## TO DO
Each entry below must be repeated word for word.

## GIVEN INFORMATION
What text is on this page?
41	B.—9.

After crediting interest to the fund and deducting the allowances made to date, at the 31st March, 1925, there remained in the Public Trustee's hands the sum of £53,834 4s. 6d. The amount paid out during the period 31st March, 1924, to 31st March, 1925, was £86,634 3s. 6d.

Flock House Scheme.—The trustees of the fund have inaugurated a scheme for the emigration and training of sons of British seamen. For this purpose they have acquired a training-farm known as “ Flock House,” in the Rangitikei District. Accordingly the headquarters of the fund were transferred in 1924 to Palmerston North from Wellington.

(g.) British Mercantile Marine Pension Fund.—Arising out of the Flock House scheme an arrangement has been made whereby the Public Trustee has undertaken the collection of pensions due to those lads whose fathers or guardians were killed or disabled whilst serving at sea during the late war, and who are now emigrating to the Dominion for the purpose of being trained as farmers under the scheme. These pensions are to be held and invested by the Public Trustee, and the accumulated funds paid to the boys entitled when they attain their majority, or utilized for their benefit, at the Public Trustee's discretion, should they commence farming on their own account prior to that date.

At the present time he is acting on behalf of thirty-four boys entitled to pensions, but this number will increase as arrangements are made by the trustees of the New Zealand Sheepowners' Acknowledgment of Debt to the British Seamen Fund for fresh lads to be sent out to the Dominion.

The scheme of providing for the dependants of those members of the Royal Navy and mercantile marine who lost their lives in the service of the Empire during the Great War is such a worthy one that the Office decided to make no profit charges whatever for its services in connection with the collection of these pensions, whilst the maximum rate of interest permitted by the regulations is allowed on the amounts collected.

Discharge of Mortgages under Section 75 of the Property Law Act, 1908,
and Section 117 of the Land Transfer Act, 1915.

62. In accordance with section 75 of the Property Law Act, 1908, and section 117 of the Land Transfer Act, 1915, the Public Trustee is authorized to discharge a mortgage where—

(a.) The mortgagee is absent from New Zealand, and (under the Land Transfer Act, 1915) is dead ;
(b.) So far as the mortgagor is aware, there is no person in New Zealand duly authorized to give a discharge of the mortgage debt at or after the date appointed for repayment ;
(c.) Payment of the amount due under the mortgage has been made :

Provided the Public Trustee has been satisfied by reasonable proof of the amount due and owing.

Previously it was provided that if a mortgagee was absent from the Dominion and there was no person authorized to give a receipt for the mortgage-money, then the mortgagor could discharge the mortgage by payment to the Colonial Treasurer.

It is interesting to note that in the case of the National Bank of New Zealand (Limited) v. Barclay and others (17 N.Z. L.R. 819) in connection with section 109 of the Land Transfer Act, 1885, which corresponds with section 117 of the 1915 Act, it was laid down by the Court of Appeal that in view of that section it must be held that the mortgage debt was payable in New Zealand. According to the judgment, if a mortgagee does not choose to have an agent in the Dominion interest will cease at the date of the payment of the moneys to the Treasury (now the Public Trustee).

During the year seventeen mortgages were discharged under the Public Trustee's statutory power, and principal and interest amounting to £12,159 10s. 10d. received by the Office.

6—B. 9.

## WRITTEN SOLUTION
What text is on this page?
41	B.—9.

After crediting interest to the fund and deducting the allowances made to date, at the 31st March, 1925, there remained in the Public Trustee's hands the sum of £53,834 4s. 6d. The amount paid out during the period 31st March, 1924, to 31st March, 1925, was £86,634 3s. 6d.

Flock House Scheme.—The trustees of the fund have inaugurated a scheme for the emigration and training of sons of British seamen. For this purpose they have acquired a training-farm known as “ Flock House,” in the Rangitikei District. Accordingly the headquarters of the fund were transferred in 1924 to Palmerston North from Wellington.

(g.) British Mercantile Marine Pension Fund.—Arising out of the Flock House scheme an arrangement has been made whereby the Public Trustee has undertaken the collection of pensions due to those lads whose fathers or guardians were killed or disabled whilst serving at sea during the late war, and who are now emigrating to the Dominion for the purpose of being trained as farmers under the scheme. These pensions are to be held and invested by the Public Trustee, and the accumulated funds paid to the boys entitled when they attain their majority, or utilized for their benefit, at the Public Trustee's discretion, should they commence farming on their own account prior to that date.

At the present time he is acting on behalf of thirty-four boys entitled to pensions, but this number will increase as arrangements are made by the trustees of the New Zealand Sheepowners' Acknowledgment of Debt to the British Seamen Fund for fresh lads to be sent out to the Dominion.

The scheme of providing for the dependants of those members of the Royal Navy and mercantile marine who lost their lives in the service of the Empire during the Great War is such a worthy one that the Office decided to make no profit charges whatever for its services in connection with the collection of these pensions, whilst the maximum rate of interest permitted by the regulations is allowed on the amounts collected.

Discharge of Mortgages under Section 75 of the Property Law Act, 1908,
and Section 117 of the Land Transfer Act, 1915.

62. In accordance with section 75 of the Property Law Act, 1908, and section 117 of the Land Transfer Act, 1915, the Public Trustee is authorized to discharge a mortgage where—

(a.) The mortgagee is absent from New Zealand, and (under the Land Transfer Act, 1915) is dead ;
(b.) So far as the mortgagor is aware, there is no person in New Zealand duly authorized to give a discharge of the mortgage debt at or after the date appointed for repayment ;
(c.) Payment of the amount due under the mortgage has been made :

Provided the Public Trustee has been satisfied by reasonable proof of the amount due and owing.

Previously it was provided that if a mortgagee was absent from the Dominion and there was no person authorized to give a receipt for the mortgage-money, then the mortgagor could discharge the mortgage by payment to the Colonial Treasurer.

It is interesting to note that in the case of the National Bank of New Zealand (Limited) v. Barclay and others (17 N.Z. L.R. 819) in connection with section 109 of the Land Transfer Act, 1885, which corresponds with section 117 of the 1915 Act, it was laid down by the Court of Appeal that in view of that section it must be held that the mortgage debt was payable in New Zealand. According to the judgment, if a mortgagee does not choose to have an agent in the Dominion interest will cease at the date of the payment of the moneys to the Treasury (now the Public Trustee).

During the year seventeen mortgages were discharged under the Public Trustee's statutory power, and principal and interest amounting to £12,159 10s. 10d. received by the Office.

6—B. 9.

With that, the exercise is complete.